# [Written request]
Return each line of the data below verbatim; pictures are to be left out.

— START OF Supplied data —

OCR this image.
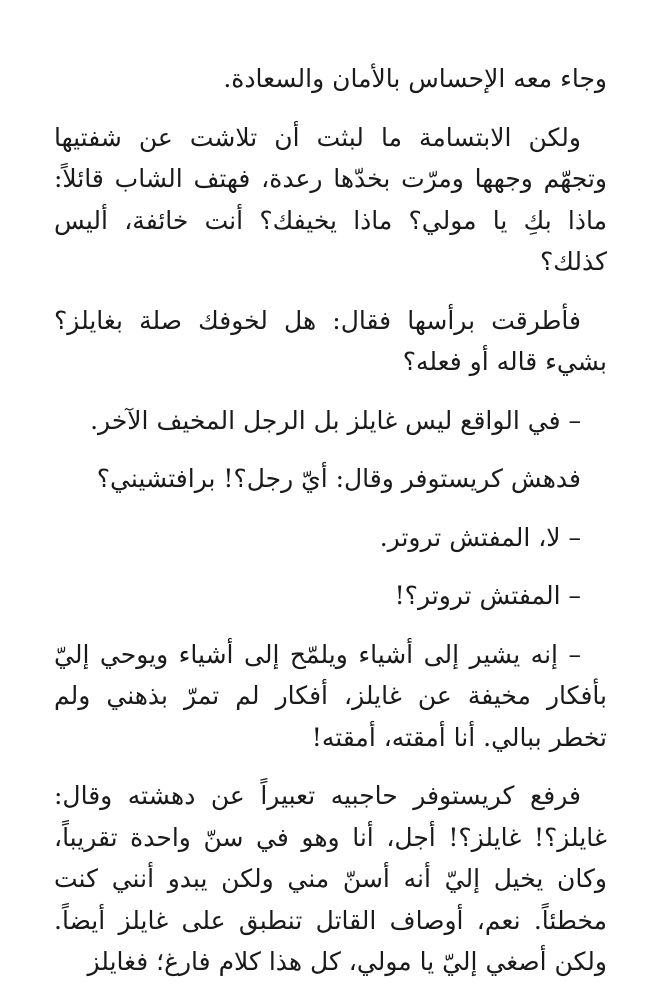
وجاء معه الإحساس بالأمان والسعادة.

ولكن الابتسامة ما لبثت أن تلاشت عن شفتيها وتجهّم وجهها ومرّت بخدّها رعدة، فهتف الشاب قائلاً: ماذا بكِ يا مولي؟ ماذا يخيفك؟ أنت خائفة، أليس كذلك؟

فأطرقت برأسها فقال: هل لخوفك صلة بغايلز؟ بشيء قاله أو فعله؟

– في الواقع ليس غايلز بل الرجل المخيف الآخر.

فدهش كريستوفر وقال: أيّ رجل؟! برافتشيني؟

– لا، المفتش تروتر.

– المفتش تروتر؟!

– إنه يشير إلى أشياء ويلمّح إلى أشياء ويوحي إليّ بأفكار مخيفة عن غايلز، أفكار لم تمرّ بذهني ولم تخطر ببالي. أنا أمقته، أمقته!

فرفع كريستوفر حاجبيه تعبيراً عن دهشته وقال: غايلز؟! غايلز؟! أجل، أنا وهو في سنّ واحدة تقريباً، وكان يخيل إليّ أنه أسنّ مني ولكن يبدو أنني كنت مخطئاً. نعم، أوصاف القاتل تنطبق على غايلز أيضاً. ولكن أصغي إليّ يا مولي، كل هذا كلام فارغ؛ فغايلز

— END OF Supplied data —

# [Written response]
OCR this image.
وجاء معه الإحساس بالأمان والسعادة.

ولكن الابتسامة ما لبثت أن تلاشت عن شفتيها وتجهّم وجهها ومرّت بخدّها رعدة، فهتف الشاب قائلاً: ماذا بكِ يا مولي؟ ماذا يخيفك؟ أنت خائفة، أليس كذلك؟

فأطرقت برأسها فقال: هل لخوفك صلة بغايلز؟ بشيء قاله أو فعله؟

– في الواقع ليس غايلز بل الرجل المخيف الآخر.

فدهش كريستوفر وقال: أيّ رجل؟! برافتشيني؟

– لا، المفتش تروتر.

– المفتش تروتر؟!

– إنه يشير إلى أشياء ويلمّح إلى أشياء ويوحي إليّ بأفكار مخيفة عن غايلز، أفكار لم تمرّ بذهني ولم تخطر ببالي. أنا أمقته، أمقته!

فرفع كريستوفر حاجبيه تعبيراً عن دهشته وقال: غايلز؟! غايلز؟! أجل، أنا وهو في سنّ واحدة تقريباً، وكان يخيل إليّ أنه أسنّ مني ولكن يبدو أنني كنت مخطئاً. نعم، أوصاف القاتل تنطبق على غايلز أيضاً. ولكن أصغي إليّ يا مولي، كل هذا كلام فارغ؛ فغايلز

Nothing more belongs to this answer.